*WHAT YOU NEED TO DO*. From the records below, pull each line that has "Cotija".

[Stored entries]
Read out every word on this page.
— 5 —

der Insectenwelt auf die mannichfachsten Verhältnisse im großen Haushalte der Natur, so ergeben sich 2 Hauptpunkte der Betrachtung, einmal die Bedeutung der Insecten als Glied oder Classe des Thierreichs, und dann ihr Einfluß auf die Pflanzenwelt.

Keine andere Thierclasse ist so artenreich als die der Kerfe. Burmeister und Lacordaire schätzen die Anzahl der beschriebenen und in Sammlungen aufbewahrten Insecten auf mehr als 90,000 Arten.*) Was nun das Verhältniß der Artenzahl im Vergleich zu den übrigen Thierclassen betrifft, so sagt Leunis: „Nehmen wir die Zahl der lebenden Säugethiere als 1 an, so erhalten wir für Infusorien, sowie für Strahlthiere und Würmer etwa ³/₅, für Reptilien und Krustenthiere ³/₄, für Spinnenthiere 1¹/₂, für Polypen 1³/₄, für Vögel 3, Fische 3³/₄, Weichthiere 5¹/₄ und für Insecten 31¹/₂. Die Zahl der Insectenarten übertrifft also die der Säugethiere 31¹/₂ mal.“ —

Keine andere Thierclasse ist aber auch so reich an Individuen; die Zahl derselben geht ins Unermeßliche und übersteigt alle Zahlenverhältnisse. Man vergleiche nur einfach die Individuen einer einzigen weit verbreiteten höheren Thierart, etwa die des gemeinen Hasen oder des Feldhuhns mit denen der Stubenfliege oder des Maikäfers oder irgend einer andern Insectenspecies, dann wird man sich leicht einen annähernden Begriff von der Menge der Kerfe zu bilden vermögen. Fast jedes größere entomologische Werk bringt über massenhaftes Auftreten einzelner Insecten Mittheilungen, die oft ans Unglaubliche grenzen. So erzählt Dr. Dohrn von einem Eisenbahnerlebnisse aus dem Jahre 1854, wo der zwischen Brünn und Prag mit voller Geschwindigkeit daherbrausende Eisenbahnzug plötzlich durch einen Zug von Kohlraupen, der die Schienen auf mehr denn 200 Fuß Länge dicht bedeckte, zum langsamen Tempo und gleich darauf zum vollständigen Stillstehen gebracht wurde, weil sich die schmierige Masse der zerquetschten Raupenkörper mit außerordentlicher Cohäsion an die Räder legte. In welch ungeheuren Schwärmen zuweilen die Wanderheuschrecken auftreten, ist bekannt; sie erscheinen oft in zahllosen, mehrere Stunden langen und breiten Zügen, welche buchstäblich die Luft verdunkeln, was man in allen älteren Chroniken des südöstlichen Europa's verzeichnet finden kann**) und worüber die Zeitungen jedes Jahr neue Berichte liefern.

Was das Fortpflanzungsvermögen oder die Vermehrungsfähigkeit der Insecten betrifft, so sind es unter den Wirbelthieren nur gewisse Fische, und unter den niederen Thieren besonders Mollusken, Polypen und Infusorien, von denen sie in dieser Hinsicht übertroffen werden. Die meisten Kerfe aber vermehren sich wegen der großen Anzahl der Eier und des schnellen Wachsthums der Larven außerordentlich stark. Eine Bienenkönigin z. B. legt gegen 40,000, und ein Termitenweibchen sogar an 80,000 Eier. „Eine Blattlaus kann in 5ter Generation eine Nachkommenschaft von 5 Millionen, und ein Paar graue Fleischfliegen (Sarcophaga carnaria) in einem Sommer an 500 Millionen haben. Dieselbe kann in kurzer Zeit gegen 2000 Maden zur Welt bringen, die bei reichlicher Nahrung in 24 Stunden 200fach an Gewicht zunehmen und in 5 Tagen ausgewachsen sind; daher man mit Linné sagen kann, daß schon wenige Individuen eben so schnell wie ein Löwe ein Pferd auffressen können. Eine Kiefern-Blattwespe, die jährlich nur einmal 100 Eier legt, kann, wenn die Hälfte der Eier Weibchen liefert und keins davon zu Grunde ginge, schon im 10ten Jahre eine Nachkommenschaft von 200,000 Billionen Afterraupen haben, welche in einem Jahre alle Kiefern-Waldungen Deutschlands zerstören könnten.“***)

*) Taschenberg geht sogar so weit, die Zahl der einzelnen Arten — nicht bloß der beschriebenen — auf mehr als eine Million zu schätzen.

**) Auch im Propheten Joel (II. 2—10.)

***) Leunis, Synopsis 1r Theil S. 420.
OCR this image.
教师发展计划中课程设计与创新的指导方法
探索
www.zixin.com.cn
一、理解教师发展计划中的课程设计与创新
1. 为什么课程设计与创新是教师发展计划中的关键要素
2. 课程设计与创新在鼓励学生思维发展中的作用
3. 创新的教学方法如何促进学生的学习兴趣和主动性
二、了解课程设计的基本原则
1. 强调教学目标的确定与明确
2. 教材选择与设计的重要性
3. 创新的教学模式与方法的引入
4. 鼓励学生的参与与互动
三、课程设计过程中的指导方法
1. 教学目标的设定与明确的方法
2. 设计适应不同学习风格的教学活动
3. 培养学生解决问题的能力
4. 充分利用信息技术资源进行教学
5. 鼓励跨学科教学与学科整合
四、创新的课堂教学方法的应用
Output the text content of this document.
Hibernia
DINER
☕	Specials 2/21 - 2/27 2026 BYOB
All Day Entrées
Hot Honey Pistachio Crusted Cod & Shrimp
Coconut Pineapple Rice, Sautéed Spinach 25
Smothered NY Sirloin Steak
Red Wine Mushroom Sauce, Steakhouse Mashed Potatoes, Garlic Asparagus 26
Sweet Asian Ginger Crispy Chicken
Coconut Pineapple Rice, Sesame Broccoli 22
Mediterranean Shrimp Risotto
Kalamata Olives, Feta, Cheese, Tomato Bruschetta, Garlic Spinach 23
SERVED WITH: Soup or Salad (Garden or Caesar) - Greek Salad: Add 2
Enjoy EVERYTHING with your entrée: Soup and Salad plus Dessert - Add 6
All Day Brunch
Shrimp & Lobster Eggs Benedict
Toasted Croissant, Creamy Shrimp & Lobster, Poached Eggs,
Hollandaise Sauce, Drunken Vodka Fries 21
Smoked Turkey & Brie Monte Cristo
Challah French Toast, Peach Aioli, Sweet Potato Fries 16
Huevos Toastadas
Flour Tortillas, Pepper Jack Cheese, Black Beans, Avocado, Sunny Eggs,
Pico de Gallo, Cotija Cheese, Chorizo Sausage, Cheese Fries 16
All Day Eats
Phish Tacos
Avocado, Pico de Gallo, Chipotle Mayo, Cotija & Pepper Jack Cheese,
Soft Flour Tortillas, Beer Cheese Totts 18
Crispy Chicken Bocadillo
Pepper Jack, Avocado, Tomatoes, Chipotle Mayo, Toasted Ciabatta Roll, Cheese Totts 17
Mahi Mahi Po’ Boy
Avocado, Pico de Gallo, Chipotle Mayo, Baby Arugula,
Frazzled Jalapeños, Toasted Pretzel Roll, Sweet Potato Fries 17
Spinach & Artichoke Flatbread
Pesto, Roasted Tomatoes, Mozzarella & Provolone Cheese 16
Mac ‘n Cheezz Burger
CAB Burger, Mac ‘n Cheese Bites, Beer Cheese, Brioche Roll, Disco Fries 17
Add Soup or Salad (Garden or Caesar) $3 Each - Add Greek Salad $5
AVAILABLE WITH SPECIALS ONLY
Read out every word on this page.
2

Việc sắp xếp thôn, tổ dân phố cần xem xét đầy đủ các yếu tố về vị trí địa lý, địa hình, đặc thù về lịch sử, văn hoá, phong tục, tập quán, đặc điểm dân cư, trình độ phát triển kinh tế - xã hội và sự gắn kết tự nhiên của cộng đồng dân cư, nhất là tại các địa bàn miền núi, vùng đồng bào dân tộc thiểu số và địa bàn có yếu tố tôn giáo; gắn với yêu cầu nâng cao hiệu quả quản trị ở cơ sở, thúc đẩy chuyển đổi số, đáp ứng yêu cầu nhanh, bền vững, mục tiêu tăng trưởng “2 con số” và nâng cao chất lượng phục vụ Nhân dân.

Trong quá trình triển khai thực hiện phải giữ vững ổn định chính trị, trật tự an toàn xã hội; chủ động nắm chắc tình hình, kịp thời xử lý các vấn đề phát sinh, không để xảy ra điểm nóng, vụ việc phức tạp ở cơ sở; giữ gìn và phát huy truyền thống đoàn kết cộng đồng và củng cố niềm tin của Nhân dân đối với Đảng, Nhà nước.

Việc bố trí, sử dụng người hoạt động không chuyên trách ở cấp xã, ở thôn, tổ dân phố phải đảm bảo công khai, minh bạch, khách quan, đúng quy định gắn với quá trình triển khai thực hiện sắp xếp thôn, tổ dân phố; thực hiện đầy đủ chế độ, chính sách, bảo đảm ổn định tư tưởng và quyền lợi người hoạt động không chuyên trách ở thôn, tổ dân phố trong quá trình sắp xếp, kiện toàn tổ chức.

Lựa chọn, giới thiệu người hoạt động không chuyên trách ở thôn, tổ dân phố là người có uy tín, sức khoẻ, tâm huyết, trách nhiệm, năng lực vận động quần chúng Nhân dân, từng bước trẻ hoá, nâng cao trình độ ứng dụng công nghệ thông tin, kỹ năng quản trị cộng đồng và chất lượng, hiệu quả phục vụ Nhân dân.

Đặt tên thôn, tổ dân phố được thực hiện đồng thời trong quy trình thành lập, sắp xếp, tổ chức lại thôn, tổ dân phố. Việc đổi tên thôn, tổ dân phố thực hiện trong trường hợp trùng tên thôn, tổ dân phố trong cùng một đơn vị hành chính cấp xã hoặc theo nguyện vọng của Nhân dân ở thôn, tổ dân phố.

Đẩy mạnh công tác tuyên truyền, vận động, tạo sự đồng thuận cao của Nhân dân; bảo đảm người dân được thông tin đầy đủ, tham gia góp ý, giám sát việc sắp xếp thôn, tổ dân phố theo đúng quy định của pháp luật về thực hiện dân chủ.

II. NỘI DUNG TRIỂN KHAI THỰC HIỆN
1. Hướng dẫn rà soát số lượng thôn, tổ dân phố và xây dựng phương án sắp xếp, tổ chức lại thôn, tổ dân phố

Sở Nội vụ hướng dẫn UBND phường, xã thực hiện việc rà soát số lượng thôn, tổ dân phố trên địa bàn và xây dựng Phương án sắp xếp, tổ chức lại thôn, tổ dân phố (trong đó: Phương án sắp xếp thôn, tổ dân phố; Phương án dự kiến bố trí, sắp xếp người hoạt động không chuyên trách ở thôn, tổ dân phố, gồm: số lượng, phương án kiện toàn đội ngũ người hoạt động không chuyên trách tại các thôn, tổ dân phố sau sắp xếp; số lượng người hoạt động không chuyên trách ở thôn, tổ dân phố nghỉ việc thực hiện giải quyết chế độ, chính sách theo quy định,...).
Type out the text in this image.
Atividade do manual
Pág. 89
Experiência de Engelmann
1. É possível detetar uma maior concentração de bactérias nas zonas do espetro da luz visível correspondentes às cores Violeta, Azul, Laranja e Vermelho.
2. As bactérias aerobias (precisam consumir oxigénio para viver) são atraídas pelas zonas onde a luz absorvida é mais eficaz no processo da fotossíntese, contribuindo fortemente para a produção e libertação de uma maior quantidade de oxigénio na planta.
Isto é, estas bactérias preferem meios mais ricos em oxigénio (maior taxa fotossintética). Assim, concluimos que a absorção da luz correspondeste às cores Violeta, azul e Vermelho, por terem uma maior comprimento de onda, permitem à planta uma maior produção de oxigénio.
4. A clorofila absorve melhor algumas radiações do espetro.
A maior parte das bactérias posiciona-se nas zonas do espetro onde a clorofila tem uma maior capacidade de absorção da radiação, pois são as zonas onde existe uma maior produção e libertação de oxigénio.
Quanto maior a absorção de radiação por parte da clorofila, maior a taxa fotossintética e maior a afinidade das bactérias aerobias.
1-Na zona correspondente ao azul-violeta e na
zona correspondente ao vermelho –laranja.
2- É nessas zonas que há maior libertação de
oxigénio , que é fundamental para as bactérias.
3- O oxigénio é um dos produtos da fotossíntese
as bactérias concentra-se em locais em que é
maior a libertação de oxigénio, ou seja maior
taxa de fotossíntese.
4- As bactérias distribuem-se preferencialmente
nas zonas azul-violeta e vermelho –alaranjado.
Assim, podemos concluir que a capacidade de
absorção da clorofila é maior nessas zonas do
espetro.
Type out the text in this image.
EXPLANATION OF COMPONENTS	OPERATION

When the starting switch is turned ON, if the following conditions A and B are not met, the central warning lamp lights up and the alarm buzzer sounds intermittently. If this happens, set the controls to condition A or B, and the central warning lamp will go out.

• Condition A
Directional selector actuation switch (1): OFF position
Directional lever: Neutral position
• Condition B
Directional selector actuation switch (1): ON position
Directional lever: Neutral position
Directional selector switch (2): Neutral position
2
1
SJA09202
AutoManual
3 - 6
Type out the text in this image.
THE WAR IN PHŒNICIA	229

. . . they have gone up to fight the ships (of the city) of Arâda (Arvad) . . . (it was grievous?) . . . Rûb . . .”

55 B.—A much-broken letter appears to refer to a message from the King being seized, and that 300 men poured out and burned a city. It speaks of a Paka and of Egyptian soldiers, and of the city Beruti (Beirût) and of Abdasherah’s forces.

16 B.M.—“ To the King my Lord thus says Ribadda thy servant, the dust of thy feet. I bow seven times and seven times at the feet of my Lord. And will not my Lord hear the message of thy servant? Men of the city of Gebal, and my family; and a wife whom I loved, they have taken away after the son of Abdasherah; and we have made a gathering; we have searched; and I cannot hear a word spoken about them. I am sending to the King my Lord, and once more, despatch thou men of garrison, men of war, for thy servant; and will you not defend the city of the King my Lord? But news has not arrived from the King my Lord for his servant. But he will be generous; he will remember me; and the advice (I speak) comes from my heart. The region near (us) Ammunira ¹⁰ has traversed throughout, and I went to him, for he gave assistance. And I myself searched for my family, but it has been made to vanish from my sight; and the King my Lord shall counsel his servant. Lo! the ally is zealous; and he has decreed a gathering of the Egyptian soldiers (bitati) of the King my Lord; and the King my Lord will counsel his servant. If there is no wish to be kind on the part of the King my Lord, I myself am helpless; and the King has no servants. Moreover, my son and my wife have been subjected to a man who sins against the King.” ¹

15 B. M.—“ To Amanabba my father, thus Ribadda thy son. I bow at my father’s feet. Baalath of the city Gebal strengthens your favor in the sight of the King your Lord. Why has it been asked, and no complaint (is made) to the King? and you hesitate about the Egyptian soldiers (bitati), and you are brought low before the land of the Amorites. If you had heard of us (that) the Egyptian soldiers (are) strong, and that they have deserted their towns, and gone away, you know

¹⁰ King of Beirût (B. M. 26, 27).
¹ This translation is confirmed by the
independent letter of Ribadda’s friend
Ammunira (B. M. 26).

*WORKED ANSWER*.
Pico de Gallo, Cotija Cheese, Chorizo Sausage, Cheese Fries 16
Avocado, Pico de Gallo, Chipotle Mayo, Cotija & Pepper Jack Cheese,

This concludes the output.